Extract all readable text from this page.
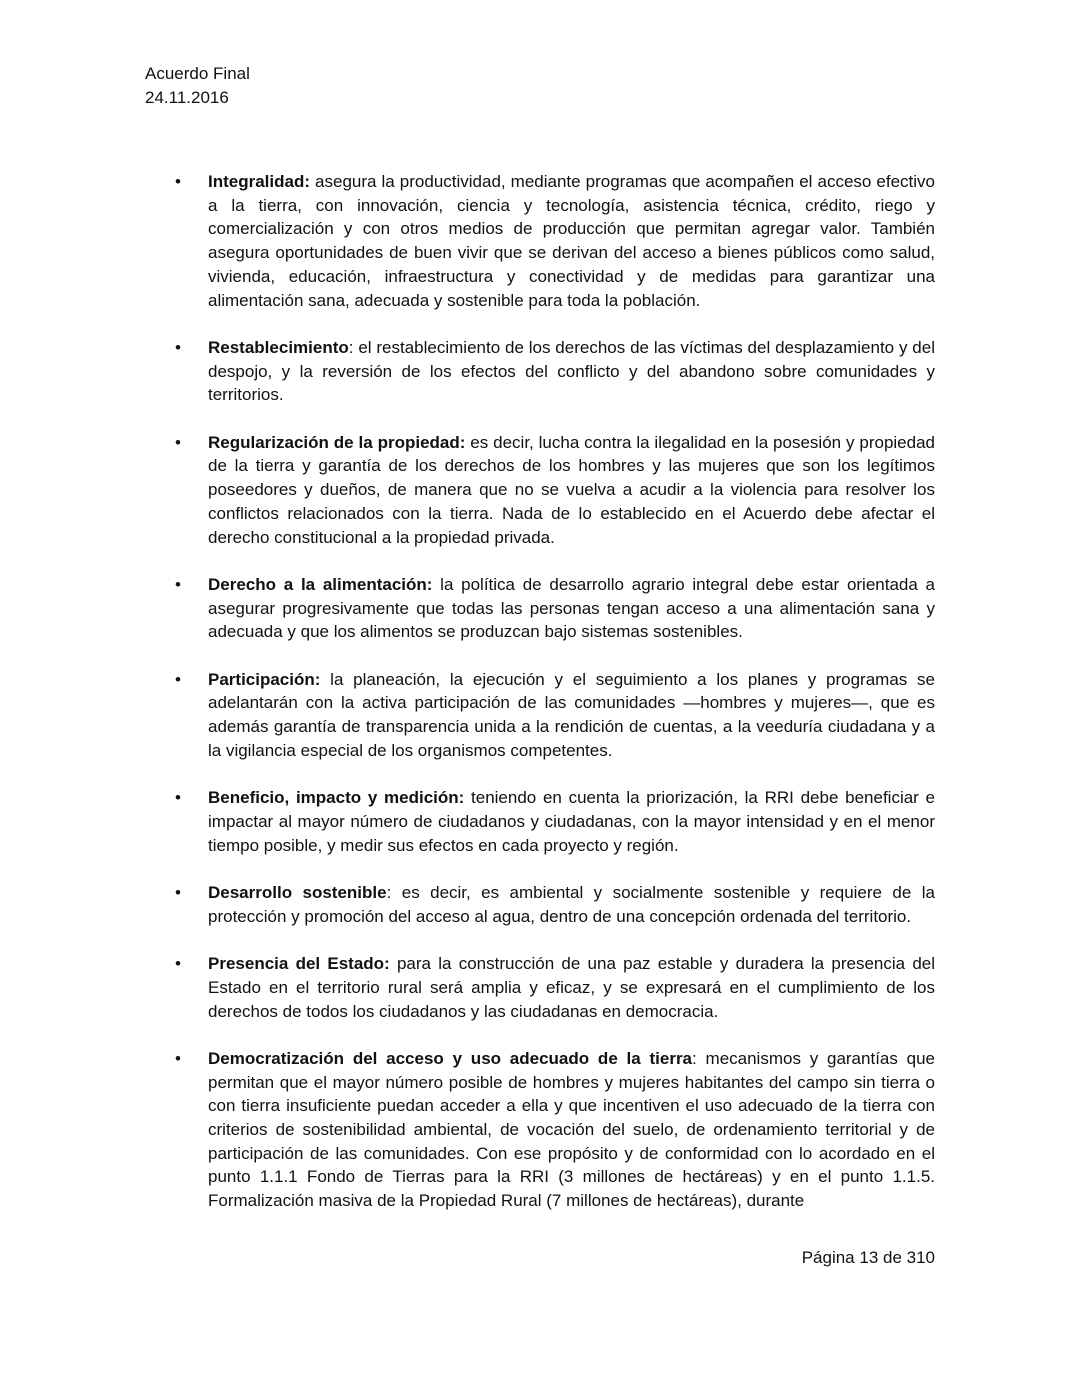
Acuerdo Final
24.11.2016
• Integralidad: asegura la productividad, mediante programas que acompañen el acceso efectivo a la tierra, con innovación, ciencia y tecnología, asistencia técnica, crédito, riego y comercialización y con otros medios de producción que permitan agregar valor. También asegura oportunidades de buen vivir que se derivan del acceso a bienes públicos como salud, vivienda, educación, infraestructura y conectividad y de medidas para garantizar una alimentación sana, adecuada y sostenible para toda la población.
• Restablecimiento: el restablecimiento de los derechos de las víctimas del desplazamiento y del despojo, y la reversión de los efectos del conflicto y del abandono sobre comunidades y territorios.
• Regularización de la propiedad: es decir, lucha contra la ilegalidad en la posesión y propiedad de la tierra y garantía de los derechos de los hombres y las mujeres que son los legítimos poseedores y dueños, de manera que no se vuelva a acudir a la violencia para resolver los conflictos relacionados con la tierra. Nada de lo establecido en el Acuerdo debe afectar el derecho constitucional a la propiedad privada.
• Derecho a la alimentación: la política de desarrollo agrario integral debe estar orientada a asegurar progresivamente que todas las personas tengan acceso a una alimentación sana y adecuada y que los alimentos se produzcan bajo sistemas sostenibles.
• Participación: la planeación, la ejecución y el seguimiento a los planes y programas se adelantarán con la activa participación de las comunidades —hombres y mujeres—, que es además garantía de transparencia unida a la rendición de cuentas, a la veeduría ciudadana y a la vigilancia especial de los organismos competentes.
• Beneficio, impacto y medición: teniendo en cuenta la priorización, la RRI debe beneficiar e impactar al mayor número de ciudadanos y ciudadanas, con la mayor intensidad y en el menor tiempo posible, y medir sus efectos en cada proyecto y región.
• Desarrollo sostenible: es decir, es ambiental y socialmente sostenible y requiere de la protección y promoción del acceso al agua, dentro de una concepción ordenada del territorio.
• Presencia del Estado: para la construcción de una paz estable y duradera la presencia del Estado en el territorio rural será amplia y eficaz, y se expresará en el cumplimiento de los derechos de todos los ciudadanos y las ciudadanas en democracia.
• Democratización del acceso y uso adecuado de la tierra: mecanismos y garantías que permitan que el mayor número posible de hombres y mujeres habitantes del campo sin tierra o con tierra insuficiente puedan acceder a ella y que incentiven el uso adecuado de la tierra con criterios de sostenibilidad ambiental, de vocación del suelo, de ordenamiento territorial y de participación de las comunidades. Con ese propósito y de conformidad con lo acordado en el punto 1.1.1 Fondo de Tierras para la RRI (3 millones de hectáreas) y en el punto 1.1.5. Formalización masiva de la Propiedad Rural (7 millones de hectáreas), durante
Página 13 de 310
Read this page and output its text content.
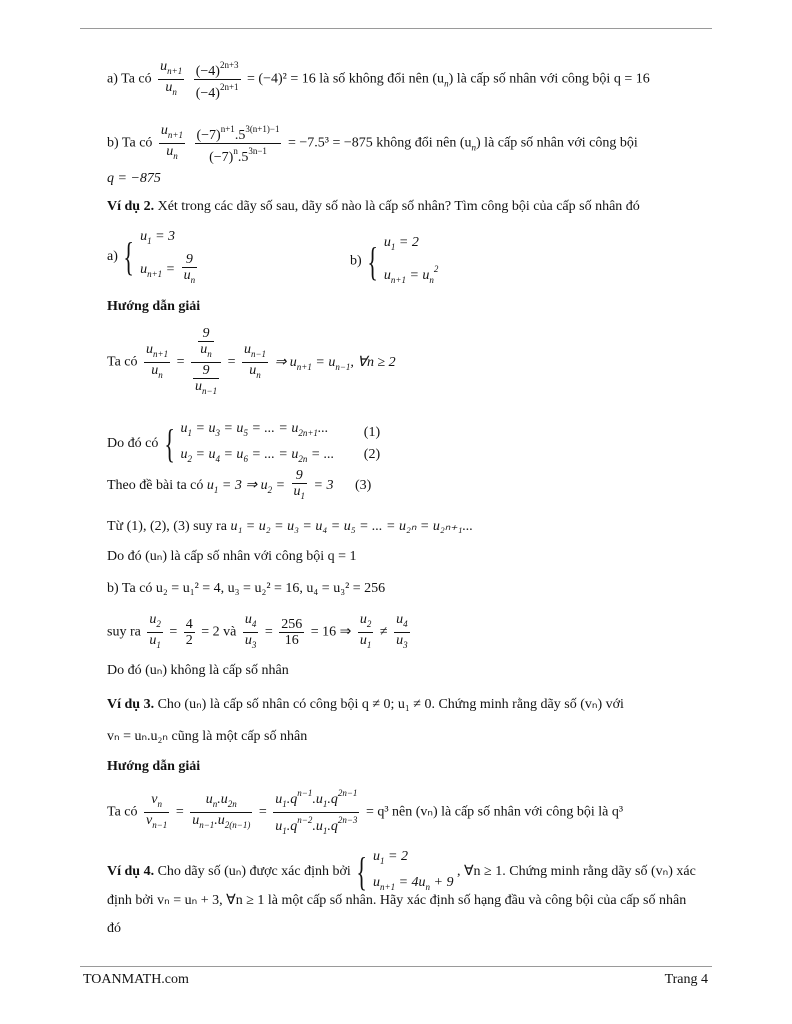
a) Ta có $\frac{u_{n+1}}{u_n}$
$\frac{(-4)^{2n+3}}{(-4)^{2n+1}} = (-4)^2 = 16$ là số không đổi nên $(u_n)$ là cấp số nhân với công bội q = 16
b) Ta có $\frac{u_{n+1}}{u_n}$
$\frac{(-7)^{n+1}.5^{3(n+1)-1}}{(-7)^n.5^{3n-1}} = -7.5^3 = -875$ không đổi nên $(u_n)$ là cấp số nhân với công bội
q = −875
Ví dụ 2. Xét trong các dãy số sau, dãy số nào là cấp số nhân? Tìm công bội của cấp số nhân đó
a) { $u_1 = 3$
$u_{n+1} = \frac{9}{u_n}$	b) { $u_1 = 2$
$u_{n+1} = u_n^2$
Hướng dẫn giải
Ta có $\frac{u_{n+1}}{u_n} = \frac{\frac{9}{u_n}}{\frac{9}{u_{n-1}}} = \frac{u_{n-1}}{u_n}$ ⇒ $u_{n+1} = u_{n-1}$, ∀n ≥ 2
Do đó có { $u_1 = u_3 = u_5$ = ... = $u_{2n+1}$...
$u_2 = u_4 = u_6$ = ... = $u_{2n}$ = ...

(1)
(2)
Theo đề bài ta có $u_1 = 3$ ⇒ $u_2 = \frac{9}{u_1} = 3$ (3)
Từ (1), (2), (3) suy ra u₁ = u₂ = u₃ = u₄ = u₅ = ... = u₂ₙ = u₂ₙ₊₁...
Do đó (uₙ) là cấp số nhân với công bội q = 1
b) Ta có u₂ = u₁² = 4, u₃ = u₂² = 16, u₄ = u₃² = 256
suy ra $\frac{u_2}{u_1} = \frac{4}{2} = 2$ và $\frac{u_4}{u_3} = \frac{256}{16} = 16$ ⇒ $\frac{u_2}{u_1} \ne \frac{u_4}{u_3}$
Do đó (uₙ) không là cấp số nhân
Ví dụ 3. Cho (uₙ) là cấp số nhân có công bội q ≠ 0; u₁ ≠ 0. Chứng minh rằng dãy số (vₙ) với
vₙ = uₙ.u₂ₙ cũng là một cấp số nhân
Hướng dẫn giải
Ta có $\frac{v_n}{v_{n-1}} = \frac{u_n.u_{2n}}{u_{n-1}.u_{2(n-1)}} = \frac{u_1.q^{n-1}.u_1.q^{2n-1}}{u_1.q^{n-2}.u_1.q^{2n-3}} = q^3$ nên (vₙ) là cấp số nhân với công bội là q³
Ví dụ 4. Cho dãy số (uₙ) được xác định bởi { $u_1 = 2$
$u_{n+1} = 4u_n + 9$
, ∀n ≥ 1. Chứng minh rằng dãy số (vₙ) xác
định bởi vₙ = uₙ + 3, ∀n ≥ 1 là một cấp số nhân. Hãy xác định số hạng đầu và công bội của cấp số nhân
đó
TOANMATH.com	Trang 4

Your goal:
Which lines hold the string "định"? Copy all of them from the data above.

Reply to the task:
Ví dụ 4. Cho dãy số (uₙ) được xác định bởi { $u_1 = 2$
định bởi vₙ = uₙ + 3, ∀n ≥ 1 là một cấp số nhân. Hãy xác định số hạng đầu và công bội của cấp số nhân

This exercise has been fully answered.